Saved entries
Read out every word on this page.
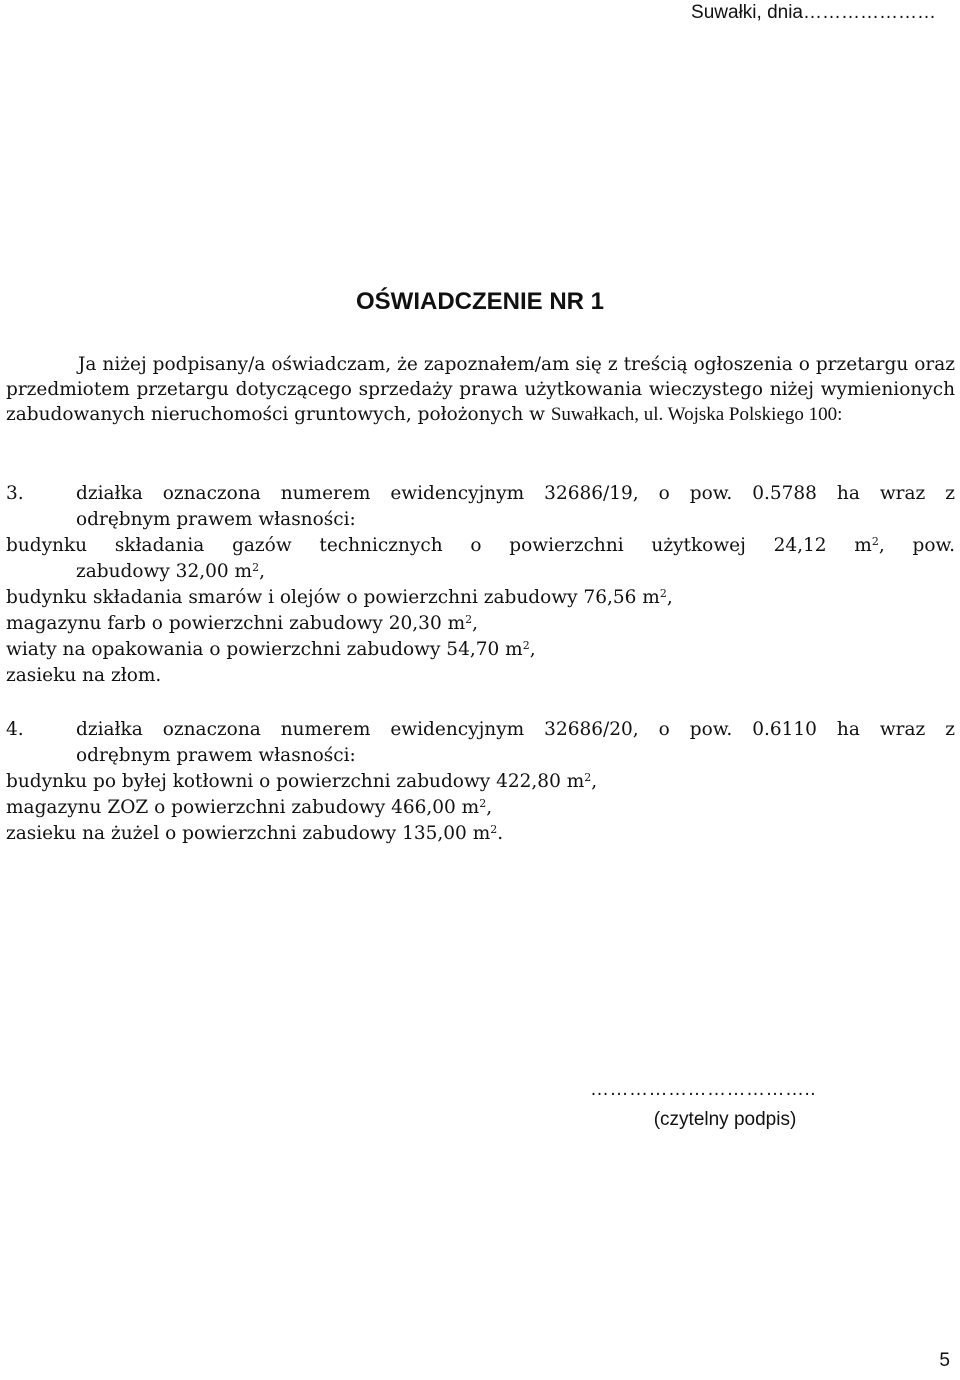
Suwałki, dnia…………………
OŚWIADCZENIE NR 1

Ja niżej podpisany/a oświadczam, że zapoznałem/am się z treścią ogłoszenia o przetargu oraz przedmiotem przetargu dotyczącego sprzedaży prawa użytkowania wieczystego niżej wymienionych zabudowanych nieruchomości gruntowych, położonych w Suwałkach, ul. Wojska Polskiego 100:

3.	działka oznaczona numerem ewidencyjnym 32686/19, o pow. 0.5788 ha wraz z
odrębnym prawem własności:
budynku składania gazów technicznych o powierzchni użytkowej 24,12 $m^2$, pow.
zabudowy 32,00 $m^2$,
budynku składania smarów i olejów o powierzchni zabudowy 76,56 $m^2$,
magazynu farb o powierzchni zabudowy 20,30 $m^2$,
wiaty na opakowania o powierzchni zabudowy 54,70 $m^2$,
zasieku na złom.
4.	działka oznaczona numerem ewidencyjnym 32686/20, o pow. 0.6110 ha wraz z
odrębnym prawem własności:
budynku po byłej kotłowni o powierzchni zabudowy 422,80 $m^2$,
magazynu ZOZ o powierzchni zabudowy 466,00 $m^2$,
zasieku na żużel o powierzchni zabudowy 135,00 $m^2$.
……………………………..
(czytelny podpis)
5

#### YOUR OBJECTIVE
Using the records above, output their complete text exactly, minus any images.

#### THE REPLY
Read out every word on this page.
Suwałki, dnia…………………
OŚWIADCZENIE NR 1

Ja niżej podpisany/a oświadczam, że zapoznałem/am się z treścią ogłoszenia o przetargu oraz przedmiotem przetargu dotyczącego sprzedaży prawa użytkowania wieczystego niżej wymienionych zabudowanych nieruchomości gruntowych, położonych w Suwałkach, ul. Wojska Polskiego 100:

3.	działka oznaczona numerem ewidencyjnym 32686/19, o pow. 0.5788 ha wraz z
odrębnym prawem własności:
budynku składania gazów technicznych o powierzchni użytkowej 24,12 $m^2$, pow.
zabudowy 32,00 $m^2$,
budynku składania smarów i olejów o powierzchni zabudowy 76,56 $m^2$,
magazynu farb o powierzchni zabudowy 20,30 $m^2$,
wiaty na opakowania o powierzchni zabudowy 54,70 $m^2$,
zasieku na złom.
4.	działka oznaczona numerem ewidencyjnym 32686/20, o pow. 0.6110 ha wraz z
odrębnym prawem własności:
budynku po byłej kotłowni o powierzchni zabudowy 422,80 $m^2$,
magazynu ZOZ o powierzchni zabudowy 466,00 $m^2$,
zasieku na żużel o powierzchni zabudowy 135,00 $m^2$.
……………………………..
(czytelny podpis)
5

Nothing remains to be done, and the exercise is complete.